Record set:
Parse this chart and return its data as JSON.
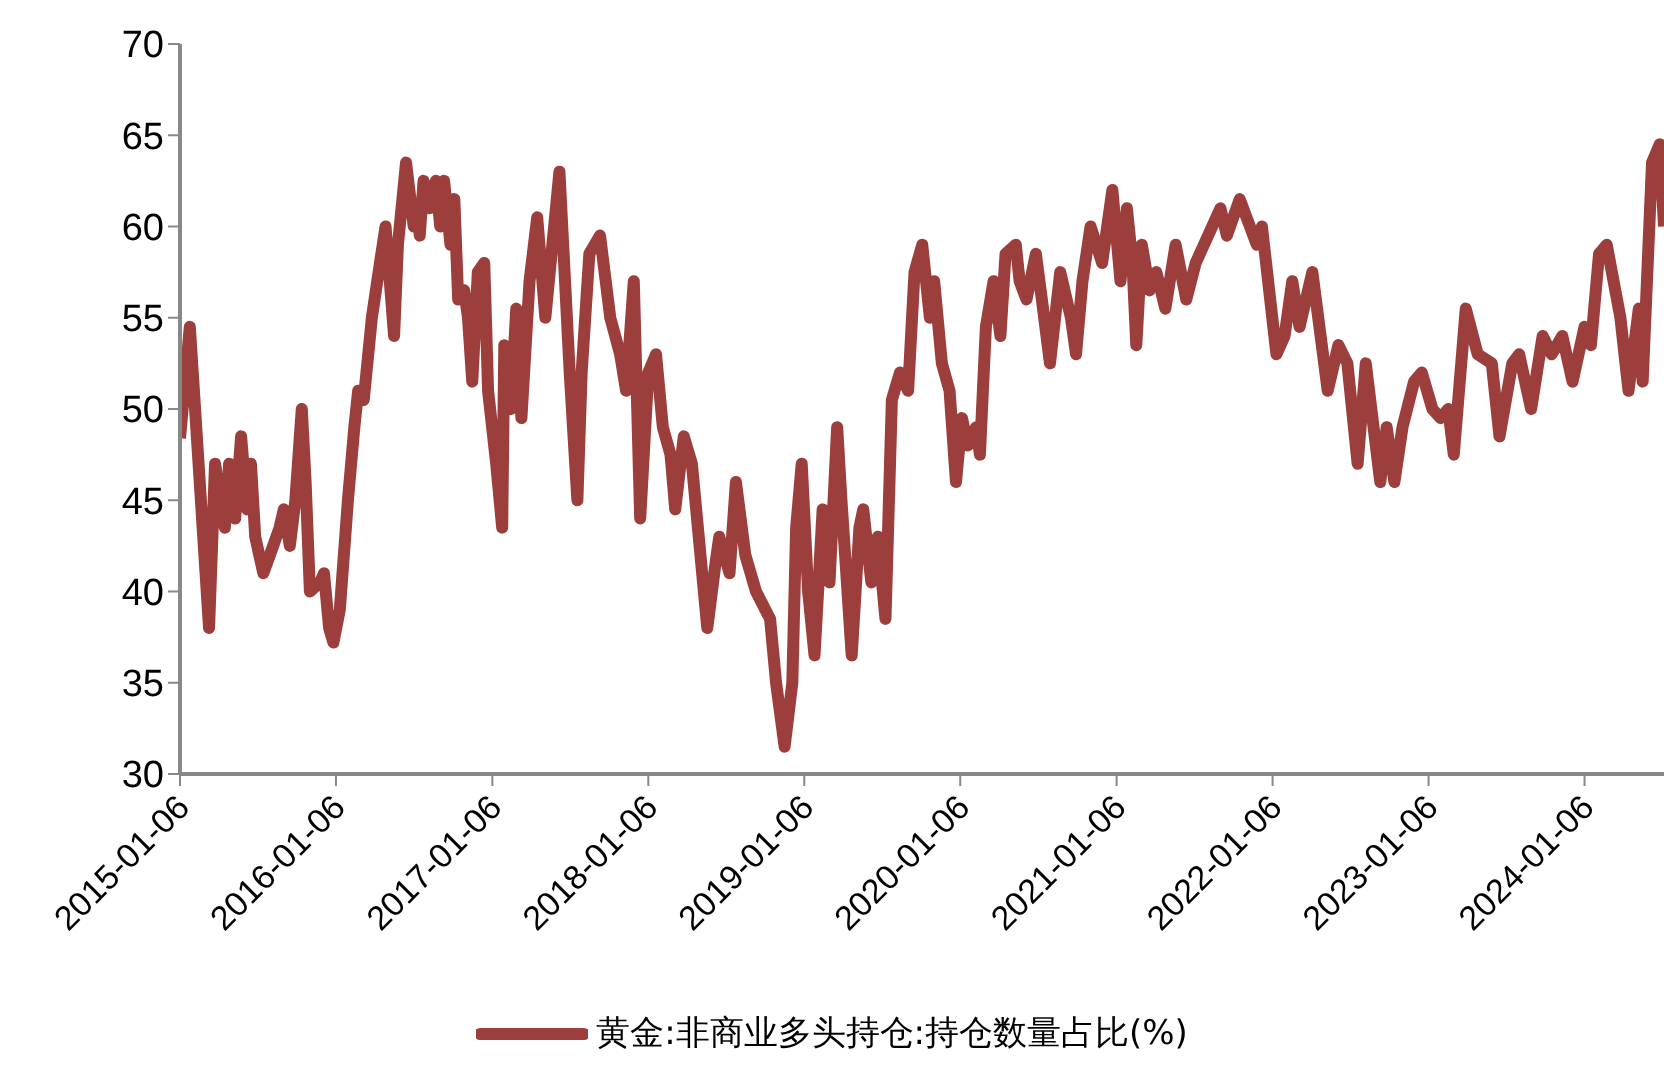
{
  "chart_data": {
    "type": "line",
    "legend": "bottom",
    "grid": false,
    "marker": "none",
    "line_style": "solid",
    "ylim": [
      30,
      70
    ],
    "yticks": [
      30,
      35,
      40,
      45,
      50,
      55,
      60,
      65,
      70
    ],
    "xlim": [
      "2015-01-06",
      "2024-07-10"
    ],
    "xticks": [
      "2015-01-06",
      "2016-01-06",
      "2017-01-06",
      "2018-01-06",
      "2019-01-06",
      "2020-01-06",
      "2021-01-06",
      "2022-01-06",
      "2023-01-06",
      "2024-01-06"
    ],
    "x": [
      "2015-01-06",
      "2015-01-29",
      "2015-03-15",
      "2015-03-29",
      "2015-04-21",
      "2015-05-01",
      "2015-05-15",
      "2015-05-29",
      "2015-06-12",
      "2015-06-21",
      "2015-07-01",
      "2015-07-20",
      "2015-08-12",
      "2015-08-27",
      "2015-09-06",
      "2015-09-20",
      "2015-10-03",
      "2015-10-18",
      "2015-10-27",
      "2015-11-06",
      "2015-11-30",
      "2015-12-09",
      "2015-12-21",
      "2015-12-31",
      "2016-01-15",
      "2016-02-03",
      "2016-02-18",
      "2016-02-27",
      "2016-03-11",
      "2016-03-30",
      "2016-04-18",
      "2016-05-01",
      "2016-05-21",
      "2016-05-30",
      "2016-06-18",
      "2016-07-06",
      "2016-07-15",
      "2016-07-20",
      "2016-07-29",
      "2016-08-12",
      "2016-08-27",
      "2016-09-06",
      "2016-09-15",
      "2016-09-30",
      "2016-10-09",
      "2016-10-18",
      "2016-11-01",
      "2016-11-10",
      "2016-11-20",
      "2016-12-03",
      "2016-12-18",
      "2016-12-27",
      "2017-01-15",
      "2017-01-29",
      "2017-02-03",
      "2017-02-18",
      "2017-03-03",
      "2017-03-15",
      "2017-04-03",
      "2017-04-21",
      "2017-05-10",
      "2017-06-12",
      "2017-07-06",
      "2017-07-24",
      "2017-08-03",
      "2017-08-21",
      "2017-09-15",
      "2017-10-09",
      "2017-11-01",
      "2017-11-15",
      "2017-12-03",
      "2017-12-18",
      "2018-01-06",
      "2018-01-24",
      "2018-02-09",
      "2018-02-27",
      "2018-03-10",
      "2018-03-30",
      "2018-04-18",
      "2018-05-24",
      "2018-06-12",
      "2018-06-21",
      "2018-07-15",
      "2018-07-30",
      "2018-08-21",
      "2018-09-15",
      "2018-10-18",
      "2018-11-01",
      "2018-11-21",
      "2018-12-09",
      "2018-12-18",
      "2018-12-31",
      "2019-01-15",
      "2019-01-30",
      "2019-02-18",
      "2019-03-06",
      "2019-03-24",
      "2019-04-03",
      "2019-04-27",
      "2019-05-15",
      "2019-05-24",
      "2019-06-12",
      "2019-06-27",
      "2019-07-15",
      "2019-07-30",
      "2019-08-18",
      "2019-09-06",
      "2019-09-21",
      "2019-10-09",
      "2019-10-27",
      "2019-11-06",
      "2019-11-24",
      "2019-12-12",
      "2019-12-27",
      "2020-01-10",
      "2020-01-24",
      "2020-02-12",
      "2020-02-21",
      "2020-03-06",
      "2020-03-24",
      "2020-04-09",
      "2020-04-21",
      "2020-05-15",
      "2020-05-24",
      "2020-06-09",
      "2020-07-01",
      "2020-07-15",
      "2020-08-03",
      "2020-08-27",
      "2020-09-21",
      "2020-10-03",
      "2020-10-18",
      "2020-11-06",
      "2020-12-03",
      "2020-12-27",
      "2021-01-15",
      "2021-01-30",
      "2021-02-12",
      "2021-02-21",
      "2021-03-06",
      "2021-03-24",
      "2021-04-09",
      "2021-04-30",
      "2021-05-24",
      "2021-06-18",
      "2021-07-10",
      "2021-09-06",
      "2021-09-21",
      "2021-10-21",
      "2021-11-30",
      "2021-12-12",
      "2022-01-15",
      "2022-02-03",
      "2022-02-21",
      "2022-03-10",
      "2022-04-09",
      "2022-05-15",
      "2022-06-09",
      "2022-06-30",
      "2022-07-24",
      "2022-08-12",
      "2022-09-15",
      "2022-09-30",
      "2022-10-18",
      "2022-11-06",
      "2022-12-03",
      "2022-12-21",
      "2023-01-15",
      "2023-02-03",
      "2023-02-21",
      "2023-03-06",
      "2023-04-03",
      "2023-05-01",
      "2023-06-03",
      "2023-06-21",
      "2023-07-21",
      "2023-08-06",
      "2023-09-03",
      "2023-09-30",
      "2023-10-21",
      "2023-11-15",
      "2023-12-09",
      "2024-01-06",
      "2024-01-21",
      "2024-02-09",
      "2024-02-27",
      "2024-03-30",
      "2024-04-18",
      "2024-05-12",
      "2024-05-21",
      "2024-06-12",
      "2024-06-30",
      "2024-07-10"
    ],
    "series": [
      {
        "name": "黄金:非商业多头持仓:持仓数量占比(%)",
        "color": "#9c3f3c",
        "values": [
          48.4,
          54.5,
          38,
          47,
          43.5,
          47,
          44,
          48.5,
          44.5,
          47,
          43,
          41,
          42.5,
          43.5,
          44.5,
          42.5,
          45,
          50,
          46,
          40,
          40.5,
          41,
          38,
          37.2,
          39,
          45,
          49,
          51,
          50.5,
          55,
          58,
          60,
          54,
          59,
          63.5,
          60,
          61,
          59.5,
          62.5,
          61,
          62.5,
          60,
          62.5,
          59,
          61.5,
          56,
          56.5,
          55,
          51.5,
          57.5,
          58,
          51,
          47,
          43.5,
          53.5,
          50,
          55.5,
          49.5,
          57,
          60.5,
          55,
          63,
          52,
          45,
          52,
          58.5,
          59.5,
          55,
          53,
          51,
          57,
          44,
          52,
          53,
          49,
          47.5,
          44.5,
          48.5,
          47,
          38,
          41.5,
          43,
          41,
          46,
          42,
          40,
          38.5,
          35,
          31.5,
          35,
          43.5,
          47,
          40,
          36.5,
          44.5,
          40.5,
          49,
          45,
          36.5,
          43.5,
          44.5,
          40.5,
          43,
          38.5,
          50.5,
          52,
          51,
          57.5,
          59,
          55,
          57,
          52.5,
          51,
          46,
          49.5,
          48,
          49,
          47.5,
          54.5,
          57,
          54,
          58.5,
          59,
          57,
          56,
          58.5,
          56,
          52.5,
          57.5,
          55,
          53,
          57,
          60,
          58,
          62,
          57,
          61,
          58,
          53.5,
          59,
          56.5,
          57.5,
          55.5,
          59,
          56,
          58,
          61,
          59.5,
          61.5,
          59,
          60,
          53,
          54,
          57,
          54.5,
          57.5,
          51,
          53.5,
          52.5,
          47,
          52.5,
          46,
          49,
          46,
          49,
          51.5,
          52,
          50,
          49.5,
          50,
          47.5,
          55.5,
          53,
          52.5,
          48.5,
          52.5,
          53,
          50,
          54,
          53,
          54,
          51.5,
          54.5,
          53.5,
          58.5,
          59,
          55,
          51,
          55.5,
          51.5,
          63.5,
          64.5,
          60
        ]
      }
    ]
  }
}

Work required:
Each record above should be copied character for character, with pictures dropped.

Completed exercise:
Parse this chart and return its data as JSON.
{
  "chart_data": {
    "type": "line",
    "legend": "bottom",
    "grid": false,
    "marker": "none",
    "line_style": "solid",
    "ylim": [
      30,
      70
    ],
    "yticks": [
      30,
      35,
      40,
      45,
      50,
      55,
      60,
      65,
      70
    ],
    "xlim": [
      "2015-01-06",
      "2024-07-10"
    ],
    "xticks": [
      "2015-01-06",
      "2016-01-06",
      "2017-01-06",
      "2018-01-06",
      "2019-01-06",
      "2020-01-06",
      "2021-01-06",
      "2022-01-06",
      "2023-01-06",
      "2024-01-06"
    ],
    "x": [
      "2015-01-06",
      "2015-01-29",
      "2015-03-15",
      "2015-03-29",
      "2015-04-21",
      "2015-05-01",
      "2015-05-15",
      "2015-05-29",
      "2015-06-12",
      "2015-06-21",
      "2015-07-01",
      "2015-07-20",
      "2015-08-12",
      "2015-08-27",
      "2015-09-06",
      "2015-09-20",
      "2015-10-03",
      "2015-10-18",
      "2015-10-27",
      "2015-11-06",
      "2015-11-30",
      "2015-12-09",
      "2015-12-21",
      "2015-12-31",
      "2016-01-15",
      "2016-02-03",
      "2016-02-18",
      "2016-02-27",
      "2016-03-11",
      "2016-03-30",
      "2016-04-18",
      "2016-05-01",
      "2016-05-21",
      "2016-05-30",
      "2016-06-18",
      "2016-07-06",
      "2016-07-15",
      "2016-07-20",
      "2016-07-29",
      "2016-08-12",
      "2016-08-27",
      "2016-09-06",
      "2016-09-15",
      "2016-09-30",
      "2016-10-09",
      "2016-10-18",
      "2016-11-01",
      "2016-11-10",
      "2016-11-20",
      "2016-12-03",
      "2016-12-18",
      "2016-12-27",
      "2017-01-15",
      "2017-01-29",
      "2017-02-03",
      "2017-02-18",
      "2017-03-03",
      "2017-03-15",
      "2017-04-03",
      "2017-04-21",
      "2017-05-10",
      "2017-06-12",
      "2017-07-06",
      "2017-07-24",
      "2017-08-03",
      "2017-08-21",
      "2017-09-15",
      "2017-10-09",
      "2017-11-01",
      "2017-11-15",
      "2017-12-03",
      "2017-12-18",
      "2018-01-06",
      "2018-01-24",
      "2018-02-09",
      "2018-02-27",
      "2018-03-10",
      "2018-03-30",
      "2018-04-18",
      "2018-05-24",
      "2018-06-12",
      "2018-06-21",
      "2018-07-15",
      "2018-07-30",
      "2018-08-21",
      "2018-09-15",
      "2018-10-18",
      "2018-11-01",
      "2018-11-21",
      "2018-12-09",
      "2018-12-18",
      "2018-12-31",
      "2019-01-15",
      "2019-01-30",
      "2019-02-18",
      "2019-03-06",
      "2019-03-24",
      "2019-04-03",
      "2019-04-27",
      "2019-05-15",
      "2019-05-24",
      "2019-06-12",
      "2019-06-27",
      "2019-07-15",
      "2019-07-30",
      "2019-08-18",
      "2019-09-06",
      "2019-09-21",
      "2019-10-09",
      "2019-10-27",
      "2019-11-06",
      "2019-11-24",
      "2019-12-12",
      "2019-12-27",
      "2020-01-10",
      "2020-01-24",
      "2020-02-12",
      "2020-02-21",
      "2020-03-06",
      "2020-03-24",
      "2020-04-09",
      "2020-04-21",
      "2020-05-15",
      "2020-05-24",
      "2020-06-09",
      "2020-07-01",
      "2020-07-15",
      "2020-08-03",
      "2020-08-27",
      "2020-09-21",
      "2020-10-03",
      "2020-10-18",
      "2020-11-06",
      "2020-12-03",
      "2020-12-27",
      "2021-01-15",
      "2021-01-30",
      "2021-02-12",
      "2021-02-21",
      "2021-03-06",
      "2021-03-24",
      "2021-04-09",
      "2021-04-30",
      "2021-05-24",
      "2021-06-18",
      "2021-07-10",
      "2021-09-06",
      "2021-09-21",
      "2021-10-21",
      "2021-11-30",
      "2021-12-12",
      "2022-01-15",
      "2022-02-03",
      "2022-02-21",
      "2022-03-10",
      "2022-04-09",
      "2022-05-15",
      "2022-06-09",
      "2022-06-30",
      "2022-07-24",
      "2022-08-12",
      "2022-09-15",
      "2022-09-30",
      "2022-10-18",
      "2022-11-06",
      "2022-12-03",
      "2022-12-21",
      "2023-01-15",
      "2023-02-03",
      "2023-02-21",
      "2023-03-06",
      "2023-04-03",
      "2023-05-01",
      "2023-06-03",
      "2023-06-21",
      "2023-07-21",
      "2023-08-06",
      "2023-09-03",
      "2023-09-30",
      "2023-10-21",
      "2023-11-15",
      "2023-12-09",
      "2024-01-06",
      "2024-01-21",
      "2024-02-09",
      "2024-02-27",
      "2024-03-30",
      "2024-04-18",
      "2024-05-12",
      "2024-05-21",
      "2024-06-12",
      "2024-06-30",
      "2024-07-10"
    ],
    "series": [
      {
        "name": "黄金:非商业多头持仓:持仓数量占比(%)",
        "color": "#9c3f3c",
        "values": [
          48.4,
          54.5,
          38,
          47,
          43.5,
          47,
          44,
          48.5,
          44.5,
          47,
          43,
          41,
          42.5,
          43.5,
          44.5,
          42.5,
          45,
          50,
          46,
          40,
          40.5,
          41,
          38,
          37.2,
          39,
          45,
          49,
          51,
          50.5,
          55,
          58,
          60,
          54,
          59,
          63.5,
          60,
          61,
          59.5,
          62.5,
          61,
          62.5,
          60,
          62.5,
          59,
          61.5,
          56,
          56.5,
          55,
          51.5,
          57.5,
          58,
          51,
          47,
          43.5,
          53.5,
          50,
          55.5,
          49.5,
          57,
          60.5,
          55,
          63,
          52,
          45,
          52,
          58.5,
          59.5,
          55,
          53,
          51,
          57,
          44,
          52,
          53,
          49,
          47.5,
          44.5,
          48.5,
          47,
          38,
          41.5,
          43,
          41,
          46,
          42,
          40,
          38.5,
          35,
          31.5,
          35,
          43.5,
          47,
          40,
          36.5,
          44.5,
          40.5,
          49,
          45,
          36.5,
          43.5,
          44.5,
          40.5,
          43,
          38.5,
          50.5,
          52,
          51,
          57.5,
          59,
          55,
          57,
          52.5,
          51,
          46,
          49.5,
          48,
          49,
          47.5,
          54.5,
          57,
          54,
          58.5,
          59,
          57,
          56,
          58.5,
          56,
          52.5,
          57.5,
          55,
          53,
          57,
          60,
          58,
          62,
          57,
          61,
          58,
          53.5,
          59,
          56.5,
          57.5,
          55.5,
          59,
          56,
          58,
          61,
          59.5,
          61.5,
          59,
          60,
          53,
          54,
          57,
          54.5,
          57.5,
          51,
          53.5,
          52.5,
          47,
          52.5,
          46,
          49,
          46,
          49,
          51.5,
          52,
          50,
          49.5,
          50,
          47.5,
          55.5,
          53,
          52.5,
          48.5,
          52.5,
          53,
          50,
          54,
          53,
          54,
          51.5,
          54.5,
          53.5,
          58.5,
          59,
          55,
          51,
          55.5,
          51.5,
          63.5,
          64.5,
          60
        ]
      }
    ]
  }
}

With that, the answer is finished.